## Extrait du texte

+ + +

Le secteur a gagné du terrain au Brésil ces dernières années. En décembre 2020, on dénombrait 559 start-ups EdTech dans le pays sud-américain, plus de 6 fois le nombre recensé au début de la décennie. C’est dans le Sud-Est du pays que se concentre la majorité des start-ups brésiliennes avec une proportion supérieure à 68%.

Les grands groupes de l’éducation brésiliens profitent aussi des opportunités. Ainsi les leaders Cogna Educação, YDUQS ou Ser Educacional, entreprises cotées à la Bourse B3, se mettent à l’EdTech et commencent à investir dans des partenariats avec des start-ups.

Passons donc en revue les différents groupes et initiatives :

Les grands groupes de l’éducation se mettent à l’EdTech

Les grands groupes de l’enseignement privé surfent aujourd’hui sur la vague de l’EdTech et profitent de l’occasion pour se réinventer. Cotés en bourse, ils sont des acteurs majeurs du marché et pourraient bien être les principaux initiateurs du mouvement EdTech au Brésil.

Cogna Educação, le groupe phare brésilien

Fondé il y a près de 60 ans et anciennement connu sous le nom de Kroton, Cogna Educação est le plus grand groupe brésilien de l’enseignement privé et l’une des plus importantes organisations éducatives au monde. Il a pour but de combler le fossé en offrant une éducation de qualité aux étudiants des classes modestes. Avec 143 campus dans 101 villes, Cogna se positionne comme le leader du marché. La pandémie l’a poussé à se réinventer en proposant à ses étudiants une solution numérique et le passage aux cours en ligne à prix réduit. C’est ainsi qu’il possède aujourd’hui 28% des parts de marché dans l’enseignement à distance.

+ + +

## Liste des tâches
a – D'après l'extrait sur l'EdTech au Brésil, pourquoi Cogna Educação s'est-il tourné vers le numérique ? Répondez en une à trois phrases.
b – Selon l'extrait sur l'EdTech au Brésil, combien de start-ups EdTech comptait le pays en décembre 2020 ?
c – Reprenez l'extrait sur l'EdTech au Brésil à la suite de sa dernière phrase.
Les enregistrements n'ont aucun lien avec l'extrait.

## Liste des enregistrements
+ + +

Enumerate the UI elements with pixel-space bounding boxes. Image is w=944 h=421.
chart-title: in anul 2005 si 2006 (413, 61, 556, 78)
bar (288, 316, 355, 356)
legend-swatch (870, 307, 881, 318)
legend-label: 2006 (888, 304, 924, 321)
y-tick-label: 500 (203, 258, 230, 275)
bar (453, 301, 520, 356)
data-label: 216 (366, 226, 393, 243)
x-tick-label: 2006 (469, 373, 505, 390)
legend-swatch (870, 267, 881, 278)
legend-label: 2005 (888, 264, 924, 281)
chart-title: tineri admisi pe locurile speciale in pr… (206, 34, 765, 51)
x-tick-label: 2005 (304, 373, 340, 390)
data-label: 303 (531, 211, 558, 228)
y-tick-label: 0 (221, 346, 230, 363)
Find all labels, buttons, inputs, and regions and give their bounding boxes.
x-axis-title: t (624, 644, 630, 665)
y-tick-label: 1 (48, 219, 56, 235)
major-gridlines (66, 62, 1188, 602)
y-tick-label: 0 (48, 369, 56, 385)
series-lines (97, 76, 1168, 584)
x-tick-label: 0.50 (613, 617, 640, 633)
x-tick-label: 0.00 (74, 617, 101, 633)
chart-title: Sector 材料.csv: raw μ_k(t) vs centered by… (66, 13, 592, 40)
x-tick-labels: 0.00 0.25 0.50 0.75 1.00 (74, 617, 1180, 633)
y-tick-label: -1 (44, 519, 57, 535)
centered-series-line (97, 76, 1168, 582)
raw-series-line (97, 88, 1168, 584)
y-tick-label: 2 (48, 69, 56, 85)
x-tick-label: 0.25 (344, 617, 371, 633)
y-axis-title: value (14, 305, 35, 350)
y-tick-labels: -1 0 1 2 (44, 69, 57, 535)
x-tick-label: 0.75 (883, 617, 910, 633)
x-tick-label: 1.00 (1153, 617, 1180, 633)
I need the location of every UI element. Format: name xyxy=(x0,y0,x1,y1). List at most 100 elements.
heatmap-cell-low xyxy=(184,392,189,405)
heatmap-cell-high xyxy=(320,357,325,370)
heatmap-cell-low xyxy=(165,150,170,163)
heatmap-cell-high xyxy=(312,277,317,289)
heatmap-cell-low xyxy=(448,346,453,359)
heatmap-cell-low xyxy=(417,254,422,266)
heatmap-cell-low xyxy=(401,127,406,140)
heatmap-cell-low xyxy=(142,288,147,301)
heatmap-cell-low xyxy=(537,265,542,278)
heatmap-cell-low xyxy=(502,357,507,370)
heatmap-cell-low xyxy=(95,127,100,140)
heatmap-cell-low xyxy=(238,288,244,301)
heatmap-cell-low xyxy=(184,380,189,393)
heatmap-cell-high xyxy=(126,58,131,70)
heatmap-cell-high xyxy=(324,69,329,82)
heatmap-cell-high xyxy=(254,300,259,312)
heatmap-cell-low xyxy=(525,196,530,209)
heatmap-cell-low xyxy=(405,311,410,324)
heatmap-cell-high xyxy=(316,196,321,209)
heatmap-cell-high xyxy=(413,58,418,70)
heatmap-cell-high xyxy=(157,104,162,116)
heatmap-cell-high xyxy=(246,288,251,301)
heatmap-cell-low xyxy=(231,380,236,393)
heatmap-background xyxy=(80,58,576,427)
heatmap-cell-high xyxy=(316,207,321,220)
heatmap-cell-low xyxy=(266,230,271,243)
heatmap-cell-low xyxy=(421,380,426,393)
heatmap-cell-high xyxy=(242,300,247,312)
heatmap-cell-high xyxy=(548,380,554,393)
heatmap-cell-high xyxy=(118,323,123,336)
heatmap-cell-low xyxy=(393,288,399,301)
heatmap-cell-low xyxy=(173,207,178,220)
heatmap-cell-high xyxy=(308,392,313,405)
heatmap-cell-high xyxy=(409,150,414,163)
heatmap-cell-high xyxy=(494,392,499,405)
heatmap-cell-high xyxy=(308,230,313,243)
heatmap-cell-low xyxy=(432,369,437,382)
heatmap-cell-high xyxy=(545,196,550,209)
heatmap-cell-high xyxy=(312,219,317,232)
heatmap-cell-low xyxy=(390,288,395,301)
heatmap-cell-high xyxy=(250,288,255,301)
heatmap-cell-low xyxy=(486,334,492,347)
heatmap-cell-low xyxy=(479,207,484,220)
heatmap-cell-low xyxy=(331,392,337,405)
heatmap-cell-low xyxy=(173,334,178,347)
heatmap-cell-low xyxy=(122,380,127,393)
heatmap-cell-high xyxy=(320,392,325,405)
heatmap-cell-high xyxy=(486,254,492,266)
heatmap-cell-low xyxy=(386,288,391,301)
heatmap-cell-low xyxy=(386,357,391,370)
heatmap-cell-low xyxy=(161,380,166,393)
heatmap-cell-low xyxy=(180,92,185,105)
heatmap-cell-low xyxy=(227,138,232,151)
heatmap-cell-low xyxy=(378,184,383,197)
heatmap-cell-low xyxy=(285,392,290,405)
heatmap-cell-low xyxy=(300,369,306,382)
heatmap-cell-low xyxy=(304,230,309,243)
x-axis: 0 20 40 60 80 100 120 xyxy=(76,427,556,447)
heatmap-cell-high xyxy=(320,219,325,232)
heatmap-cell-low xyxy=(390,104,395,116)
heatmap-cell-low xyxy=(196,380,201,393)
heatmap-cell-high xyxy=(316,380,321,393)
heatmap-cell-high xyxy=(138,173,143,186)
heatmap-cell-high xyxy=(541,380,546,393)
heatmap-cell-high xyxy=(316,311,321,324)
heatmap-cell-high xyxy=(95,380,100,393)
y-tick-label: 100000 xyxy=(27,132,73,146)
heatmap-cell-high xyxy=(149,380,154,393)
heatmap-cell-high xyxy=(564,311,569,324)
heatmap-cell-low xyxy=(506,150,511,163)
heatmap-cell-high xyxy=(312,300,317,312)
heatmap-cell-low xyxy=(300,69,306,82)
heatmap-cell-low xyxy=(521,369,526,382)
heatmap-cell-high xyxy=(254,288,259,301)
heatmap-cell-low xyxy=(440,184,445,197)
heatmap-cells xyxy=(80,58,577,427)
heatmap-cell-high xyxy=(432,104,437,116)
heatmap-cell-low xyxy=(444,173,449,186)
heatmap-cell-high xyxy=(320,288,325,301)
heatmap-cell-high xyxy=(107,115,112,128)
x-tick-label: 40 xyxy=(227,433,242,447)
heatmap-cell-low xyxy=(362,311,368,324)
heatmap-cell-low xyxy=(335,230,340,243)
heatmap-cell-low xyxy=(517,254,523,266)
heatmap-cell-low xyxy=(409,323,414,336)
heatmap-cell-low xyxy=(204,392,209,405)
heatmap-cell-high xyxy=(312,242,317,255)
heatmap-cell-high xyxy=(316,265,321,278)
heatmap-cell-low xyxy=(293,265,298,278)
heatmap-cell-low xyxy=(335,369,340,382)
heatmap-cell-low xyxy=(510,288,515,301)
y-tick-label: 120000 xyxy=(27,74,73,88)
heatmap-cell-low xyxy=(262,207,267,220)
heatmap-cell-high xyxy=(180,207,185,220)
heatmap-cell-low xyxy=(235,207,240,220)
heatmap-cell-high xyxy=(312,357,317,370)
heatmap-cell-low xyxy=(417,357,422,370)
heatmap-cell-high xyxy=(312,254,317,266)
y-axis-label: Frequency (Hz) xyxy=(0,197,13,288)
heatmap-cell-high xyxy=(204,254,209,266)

+ + +

## Résultats dans l'ordre
a – La pandémie a poussé Cogna Educação à se réinventer. Le groupe a donc proposé à ses étudiants une solution numérique et des cours en ligne à prix réduit. Il détient aujourd'hui 28 % des parts de marché de l'enseignement à distance.

b – On en dénombrait 559.

c –
Le conglomérat est divisé depuis 2019 en quatre branches :

  • Kroton centralise toutes les activités du groupe sur le segment B2C
  • Saber fournit également des services aux étudiants par le biais de cours de langue et d’écoles
  • Platos sert le marché de l’enseignement supérieur B2B grâce à un service de gestion
  • Vasta a pour mission d’élargir l’offre de services pour le marché B2B grâce à de nouveaux contenus pédagogiques et services de gestion pour les écoles

Vasta Educação a construit une plateforme PaaS de contenu EdTech pour les écoles. Cette solution intègre contenu académique, cours en ligne et formations des enseignants.

Les solutions proposées par Vasta

YDUQS, organisme éducatif de portée nationale en tête de peloton

YDUQS regroupe plusieurs marques de l’enseignement (Estácio, Ibmec, UniToledo, Damásio Educacional…) et compte plus de 750 000 étudiants. La crise sanitaire a été l’occasion pour lui d’améliorer sa plateforme d’enseignement à distance. Il prévoit de dépasser le million d’étudiants utilisant ses services digitaux dans les deux prochaines années. Malgré une chute de ses actions de 60% l’année dernière, YDUQS a repris du poil de la bête. L’entreprise envisage d’étendre son réseau dans les régions de São Paulo, du Midwest et du Sud du pays.

Arco Educação, une société ambitieuse

Fondée en 2006, Arco Educação a rapidement commencé à croître. Elle est spécialisée dans les solutions pour l’éducation de base. Elle a notamment développé le système SAS, plateforme offrant du contenu pédagogique, des évaluations et conseils à 900 écoles partenaires. En 2018, elle devient la première start-up brésilienne d’éducation et de technologie à entrer en bourse sur le NASDAQ.

En mars dernier, l’entreprise a annoncé qu’elle venait d’acquérir auprès du Britannique Pearson, premier groupe mondial pour l’éducation, les systèmes éducatifs COC et Don Bosco. Il s’impose ainsi face au géant Cogna Educação qui négociait aussi l’acquisition.

D’autre part, Arco vient d’acquérir Me Salva!. Cette entreprise a pour but d’aider les étudiants à améliorer leur score à l’ENEM, l’examen national de l’enseignement secondaire, pour intégrer les meilleures universités. Le groupe a aussi élargi son portefeuille en investissant dans Tera. Cette start-up forme les étudiants aux métiers de la nouvelle économie (product management, digital marketing, user experience ou encore data analysis).

Les start-ups EdTech ont le vent en poupe et les levées de fonds sont là pour le prouver !

L’EdTech est un secteur porteur qui attire les investissements. Les séries A ont concentré près de 40% des investissements dans les technologies éducatives, signe d’un réel engouement qui n’en est qu’à ses débuts !

Nouvelle destination des financements, le Brésil voit l’ascension de nombreuses start-ups qui se positionne sur le marché EdTech.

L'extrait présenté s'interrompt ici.